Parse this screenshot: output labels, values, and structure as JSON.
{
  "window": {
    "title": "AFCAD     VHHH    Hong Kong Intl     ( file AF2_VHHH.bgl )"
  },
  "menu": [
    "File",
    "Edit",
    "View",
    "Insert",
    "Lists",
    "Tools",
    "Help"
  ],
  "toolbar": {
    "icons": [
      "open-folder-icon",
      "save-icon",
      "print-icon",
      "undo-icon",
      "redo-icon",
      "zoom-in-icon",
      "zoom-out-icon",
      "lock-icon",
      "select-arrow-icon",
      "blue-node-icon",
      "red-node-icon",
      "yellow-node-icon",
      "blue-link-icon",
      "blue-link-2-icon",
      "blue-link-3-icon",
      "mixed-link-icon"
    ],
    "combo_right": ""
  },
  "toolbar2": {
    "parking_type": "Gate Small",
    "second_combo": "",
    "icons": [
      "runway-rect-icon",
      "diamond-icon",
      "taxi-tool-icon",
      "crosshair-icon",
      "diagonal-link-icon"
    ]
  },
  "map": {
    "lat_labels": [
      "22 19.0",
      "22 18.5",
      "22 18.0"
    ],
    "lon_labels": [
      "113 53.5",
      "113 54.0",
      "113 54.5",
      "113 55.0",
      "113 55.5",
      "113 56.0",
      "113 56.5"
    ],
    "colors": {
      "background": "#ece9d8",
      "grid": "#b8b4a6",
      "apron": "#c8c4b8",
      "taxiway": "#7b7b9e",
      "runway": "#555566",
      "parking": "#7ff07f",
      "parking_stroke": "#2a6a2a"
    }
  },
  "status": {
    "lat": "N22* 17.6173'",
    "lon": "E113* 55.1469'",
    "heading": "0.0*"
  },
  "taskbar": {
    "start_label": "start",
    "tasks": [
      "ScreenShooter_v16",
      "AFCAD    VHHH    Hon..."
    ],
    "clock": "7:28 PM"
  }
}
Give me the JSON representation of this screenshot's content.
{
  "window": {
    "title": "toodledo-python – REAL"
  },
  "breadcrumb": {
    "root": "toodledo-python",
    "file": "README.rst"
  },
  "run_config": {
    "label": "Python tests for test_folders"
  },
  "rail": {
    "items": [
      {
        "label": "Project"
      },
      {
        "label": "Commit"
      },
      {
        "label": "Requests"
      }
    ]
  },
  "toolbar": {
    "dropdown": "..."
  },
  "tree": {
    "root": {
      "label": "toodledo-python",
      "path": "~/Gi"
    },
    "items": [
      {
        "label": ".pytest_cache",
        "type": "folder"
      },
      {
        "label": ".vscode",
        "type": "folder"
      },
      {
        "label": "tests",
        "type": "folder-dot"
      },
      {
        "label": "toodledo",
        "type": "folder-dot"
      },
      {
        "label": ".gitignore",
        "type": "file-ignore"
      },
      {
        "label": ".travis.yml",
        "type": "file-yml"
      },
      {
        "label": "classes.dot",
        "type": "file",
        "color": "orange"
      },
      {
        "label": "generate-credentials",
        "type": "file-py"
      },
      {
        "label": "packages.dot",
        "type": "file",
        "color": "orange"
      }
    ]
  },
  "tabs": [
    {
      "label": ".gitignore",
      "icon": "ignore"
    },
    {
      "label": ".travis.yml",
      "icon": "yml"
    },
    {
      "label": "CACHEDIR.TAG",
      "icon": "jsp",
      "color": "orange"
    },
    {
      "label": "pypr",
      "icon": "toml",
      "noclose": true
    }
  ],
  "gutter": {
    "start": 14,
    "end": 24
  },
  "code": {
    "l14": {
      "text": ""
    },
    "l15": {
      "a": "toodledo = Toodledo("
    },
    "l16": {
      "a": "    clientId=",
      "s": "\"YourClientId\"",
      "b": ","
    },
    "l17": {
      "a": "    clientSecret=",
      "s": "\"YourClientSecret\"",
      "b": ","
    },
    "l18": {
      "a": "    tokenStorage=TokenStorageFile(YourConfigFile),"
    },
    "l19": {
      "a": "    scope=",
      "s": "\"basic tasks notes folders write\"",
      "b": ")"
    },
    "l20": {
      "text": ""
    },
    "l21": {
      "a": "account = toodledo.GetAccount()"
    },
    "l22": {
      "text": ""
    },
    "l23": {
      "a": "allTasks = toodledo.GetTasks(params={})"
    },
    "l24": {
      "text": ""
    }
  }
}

- **Aim of the task**
Reproduce all the data word for word.

- **Answer**
Parse this screenshot: output labels, values, and structure as JSON.
{
  "window": {
    "title": "AFCAD     VHHH    Hong Kong Intl     ( file AF2_VHHH.bgl )"
  },
  "menu": [
    "File",
    "Edit",
    "View",
    "Insert",
    "Lists",
    "Tools",
    "Help"
  ],
  "toolbar": {
    "icons": [
      "open-folder-icon",
      "save-icon",
      "print-icon",
      "undo-icon",
      "redo-icon",
      "zoom-in-icon",
      "zoom-out-icon",
      "lock-icon",
      "select-arrow-icon",
      "blue-node-icon",
      "red-node-icon",
      "yellow-node-icon",
      "blue-link-icon",
      "blue-link-2-icon",
      "blue-link-3-icon",
      "mixed-link-icon"
    ],
    "combo_right": ""
  },
  "toolbar2": {
    "parking_type": "Gate Small",
    "second_combo": "",
    "icons": [
      "runway-rect-icon",
      "diamond-icon",
      "taxi-tool-icon",
      "crosshair-icon",
      "diagonal-link-icon"
    ]
  },
  "map": {
    "lat_labels": [
      "22 19.0",
      "22 18.5",
      "22 18.0"
    ],
    "lon_labels": [
      "113 53.5",
      "113 54.0",
      "113 54.5",
      "113 55.0",
      "113 55.5",
      "113 56.0",
      "113 56.5"
    ],
    "colors": {
      "background": "#ece9d8",
      "grid": "#b8b4a6",
      "apron": "#c8c4b8",
      "taxiway": "#7b7b9e",
      "runway": "#555566",
      "parking": "#7ff07f",
      "parking_stroke": "#2a6a2a"
    }
  },
  "status": {
    "lat": "N22* 17.6173'",
    "lon": "E113* 55.1469'",
    "heading": "0.0*"
  },
  "taskbar": {
    "start_label": "start",
    "tasks": [
      "ScreenShooter_v16",
      "AFCAD    VHHH    Hon..."
    ],
    "clock": "7:28 PM"
  }
}
Give me the JSON representation of this screenshot's content.
{
  "window": {
    "title": "toodledo-python – REAL"
  },
  "breadcrumb": {
    "root": "toodledo-python",
    "file": "README.rst"
  },
  "run_config": {
    "label": "Python tests for test_folders"
  },
  "rail": {
    "items": [
      {
        "label": "Project"
      },
      {
        "label": "Commit"
      },
      {
        "label": "Requests"
      }
    ]
  },
  "toolbar": {
    "dropdown": "..."
  },
  "tree": {
    "root": {
      "label": "toodledo-python",
      "path": "~/Gi"
    },
    "items": [
      {
        "label": ".pytest_cache",
        "type": "folder"
      },
      {
        "label": ".vscode",
        "type": "folder"
      },
      {
        "label": "tests",
        "type": "folder-dot"
      },
      {
        "label": "toodledo",
        "type": "folder-dot"
      },
      {
        "label": ".gitignore",
        "type": "file-ignore"
      },
      {
        "label": ".travis.yml",
        "type": "file-yml"
      },
      {
        "label": "classes.dot",
        "type": "file",
        "color": "orange"
      },
      {
        "label": "generate-credentials",
        "type": "file-py"
      },
      {
        "label": "packages.dot",
        "type": "file",
        "color": "orange"
      }
    ]
  },
  "tabs": [
    {
      "label": ".gitignore",
      "icon": "ignore"
    },
    {
      "label": ".travis.yml",
      "icon": "yml"
    },
    {
      "label": "CACHEDIR.TAG",
      "icon": "jsp",
      "color": "orange"
    },
    {
      "label": "pypr",
      "icon": "toml",
      "noclose": true
    }
  ],
  "gutter": {
    "start": 14,
    "end": 24
  },
  "code": {
    "l14": {
      "text": ""
    },
    "l15": {
      "a": "toodledo = Toodledo("
    },
    "l16": {
      "a": "    clientId=",
      "s": "\"YourClientId\"",
      "b": ","
    },
    "l17": {
      "a": "    clientSecret=",
      "s": "\"YourClientSecret\"",
      "b": ","
    },
    "l18": {
      "a": "    tokenStorage=TokenStorageFile(YourConfigFile),"
    },
    "l19": {
      "a": "    scope=",
      "s": "\"basic tasks notes folders write\"",
      "b": ")"
    },
    "l20": {
      "text": ""
    },
    "l21": {
      "a": "account = toodledo.GetAccount()"
    },
    "l22": {
      "text": ""
    },
    "l23": {
      "a": "allTasks = toodledo.GetTasks(params={})"
    },
    "l24": {
      "text": ""
    }
  }
}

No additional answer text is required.